Source data:
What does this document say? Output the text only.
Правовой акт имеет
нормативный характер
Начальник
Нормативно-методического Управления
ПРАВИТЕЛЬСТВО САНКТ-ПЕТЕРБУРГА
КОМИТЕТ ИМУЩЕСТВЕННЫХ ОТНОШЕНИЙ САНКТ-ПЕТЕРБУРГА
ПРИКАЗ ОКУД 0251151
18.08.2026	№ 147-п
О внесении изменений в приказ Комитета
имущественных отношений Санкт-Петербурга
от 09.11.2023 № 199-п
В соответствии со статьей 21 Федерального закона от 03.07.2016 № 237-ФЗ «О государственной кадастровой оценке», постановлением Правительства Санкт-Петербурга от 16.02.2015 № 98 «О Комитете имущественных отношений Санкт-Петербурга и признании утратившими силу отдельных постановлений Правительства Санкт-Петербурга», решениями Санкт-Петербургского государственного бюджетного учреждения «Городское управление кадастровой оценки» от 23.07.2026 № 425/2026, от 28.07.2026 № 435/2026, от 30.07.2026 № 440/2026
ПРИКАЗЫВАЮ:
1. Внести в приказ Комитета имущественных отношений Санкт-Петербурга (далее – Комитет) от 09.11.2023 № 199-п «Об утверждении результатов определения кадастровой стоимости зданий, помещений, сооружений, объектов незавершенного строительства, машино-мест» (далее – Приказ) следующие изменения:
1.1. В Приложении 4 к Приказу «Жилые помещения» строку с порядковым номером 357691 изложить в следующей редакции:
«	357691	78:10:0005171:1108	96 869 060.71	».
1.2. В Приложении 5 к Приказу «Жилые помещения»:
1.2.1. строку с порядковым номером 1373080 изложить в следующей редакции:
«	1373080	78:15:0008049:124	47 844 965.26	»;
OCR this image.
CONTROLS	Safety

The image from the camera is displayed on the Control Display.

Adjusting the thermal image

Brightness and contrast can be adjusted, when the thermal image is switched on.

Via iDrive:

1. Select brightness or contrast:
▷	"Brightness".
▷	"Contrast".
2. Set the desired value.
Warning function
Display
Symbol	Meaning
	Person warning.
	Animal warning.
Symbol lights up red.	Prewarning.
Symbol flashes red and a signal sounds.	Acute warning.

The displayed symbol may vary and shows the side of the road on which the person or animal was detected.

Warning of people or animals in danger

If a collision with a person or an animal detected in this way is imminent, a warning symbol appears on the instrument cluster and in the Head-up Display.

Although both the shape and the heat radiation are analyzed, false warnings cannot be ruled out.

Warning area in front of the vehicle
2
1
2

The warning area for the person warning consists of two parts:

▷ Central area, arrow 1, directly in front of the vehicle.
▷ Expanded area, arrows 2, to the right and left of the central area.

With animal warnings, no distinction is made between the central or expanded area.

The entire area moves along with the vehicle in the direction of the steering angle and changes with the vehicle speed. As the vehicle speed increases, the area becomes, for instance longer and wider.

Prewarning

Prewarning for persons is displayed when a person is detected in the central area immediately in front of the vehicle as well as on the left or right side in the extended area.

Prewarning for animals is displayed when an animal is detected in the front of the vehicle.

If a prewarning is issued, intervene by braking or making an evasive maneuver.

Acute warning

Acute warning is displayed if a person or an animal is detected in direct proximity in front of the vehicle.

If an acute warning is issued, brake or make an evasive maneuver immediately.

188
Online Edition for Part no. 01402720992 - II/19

TASK PROMPT:
Go through the entries above and pull out each line with "строку" in it.

ANSWER IN FULL:
1.1. В Приложении 4 к Приказу «Жилые помещения» строку с порядковым номером 357691 изложить в следующей редакции:
1.2.1. строку с порядковым номером 1373080 изложить в следующей редакции:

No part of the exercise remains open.